● **TASK TO COMPLETE**:
Copy the data word for word, keeping every line.

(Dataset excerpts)
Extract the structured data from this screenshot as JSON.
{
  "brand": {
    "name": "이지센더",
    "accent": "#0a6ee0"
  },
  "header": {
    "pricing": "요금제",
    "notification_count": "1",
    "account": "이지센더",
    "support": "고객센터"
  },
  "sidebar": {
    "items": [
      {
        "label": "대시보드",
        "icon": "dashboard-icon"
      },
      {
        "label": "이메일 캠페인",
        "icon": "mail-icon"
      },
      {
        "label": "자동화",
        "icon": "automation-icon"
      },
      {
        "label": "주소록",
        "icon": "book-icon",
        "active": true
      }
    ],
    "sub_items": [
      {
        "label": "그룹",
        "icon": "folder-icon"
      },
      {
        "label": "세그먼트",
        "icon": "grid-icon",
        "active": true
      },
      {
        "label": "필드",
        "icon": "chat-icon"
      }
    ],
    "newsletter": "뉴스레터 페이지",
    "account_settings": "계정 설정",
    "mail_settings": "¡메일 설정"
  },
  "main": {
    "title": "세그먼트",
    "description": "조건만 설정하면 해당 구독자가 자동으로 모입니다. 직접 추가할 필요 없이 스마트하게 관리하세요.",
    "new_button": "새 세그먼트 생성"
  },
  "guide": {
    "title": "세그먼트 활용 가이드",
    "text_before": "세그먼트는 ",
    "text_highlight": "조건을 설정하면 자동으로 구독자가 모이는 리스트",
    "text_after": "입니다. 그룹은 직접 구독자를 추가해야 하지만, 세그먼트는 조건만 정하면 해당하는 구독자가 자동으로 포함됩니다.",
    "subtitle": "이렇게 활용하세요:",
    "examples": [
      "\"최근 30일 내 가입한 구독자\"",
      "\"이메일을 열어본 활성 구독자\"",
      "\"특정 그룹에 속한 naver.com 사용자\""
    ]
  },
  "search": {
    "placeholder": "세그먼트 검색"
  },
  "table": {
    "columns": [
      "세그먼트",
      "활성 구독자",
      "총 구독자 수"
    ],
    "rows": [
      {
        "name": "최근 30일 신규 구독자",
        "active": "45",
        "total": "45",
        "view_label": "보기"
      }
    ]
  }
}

● **WORKED SOLUTION**:
Extract the structured data from this screenshot as JSON.
{
  "brand": {
    "name": "이지센더",
    "accent": "#0a6ee0"
  },
  "header": {
    "pricing": "요금제",
    "notification_count": "1",
    "account": "이지센더",
    "support": "고객센터"
  },
  "sidebar": {
    "items": [
      {
        "label": "대시보드",
        "icon": "dashboard-icon"
      },
      {
        "label": "이메일 캠페인",
        "icon": "mail-icon"
      },
      {
        "label": "자동화",
        "icon": "automation-icon"
      },
      {
        "label": "주소록",
        "icon": "book-icon",
        "active": true
      }
    ],
    "sub_items": [
      {
        "label": "그룹",
        "icon": "folder-icon"
      },
      {
        "label": "세그먼트",
        "icon": "grid-icon",
        "active": true
      },
      {
        "label": "필드",
        "icon": "chat-icon"
      }
    ],
    "newsletter": "뉴스레터 페이지",
    "account_settings": "계정 설정",
    "mail_settings": "¡메일 설정"
  },
  "main": {
    "title": "세그먼트",
    "description": "조건만 설정하면 해당 구독자가 자동으로 모입니다. 직접 추가할 필요 없이 스마트하게 관리하세요.",
    "new_button": "새 세그먼트 생성"
  },
  "guide": {
    "title": "세그먼트 활용 가이드",
    "text_before": "세그먼트는 ",
    "text_highlight": "조건을 설정하면 자동으로 구독자가 모이는 리스트",
    "text_after": "입니다. 그룹은 직접 구독자를 추가해야 하지만, 세그먼트는 조건만 정하면 해당하는 구독자가 자동으로 포함됩니다.",
    "subtitle": "이렇게 활용하세요:",
    "examples": [
      "\"최근 30일 내 가입한 구독자\"",
      "\"이메일을 열어본 활성 구독자\"",
      "\"특정 그룹에 속한 naver.com 사용자\""
    ]
  },
  "search": {
    "placeholder": "세그먼트 검색"
  },
  "table": {
    "columns": [
      "세그먼트",
      "활성 구독자",
      "총 구독자 수"
    ],
    "rows": [
      {
        "name": "최근 30일 신규 구독자",
        "active": "45",
        "total": "45",
        "view_label": "보기"
      }
    ]
  }
}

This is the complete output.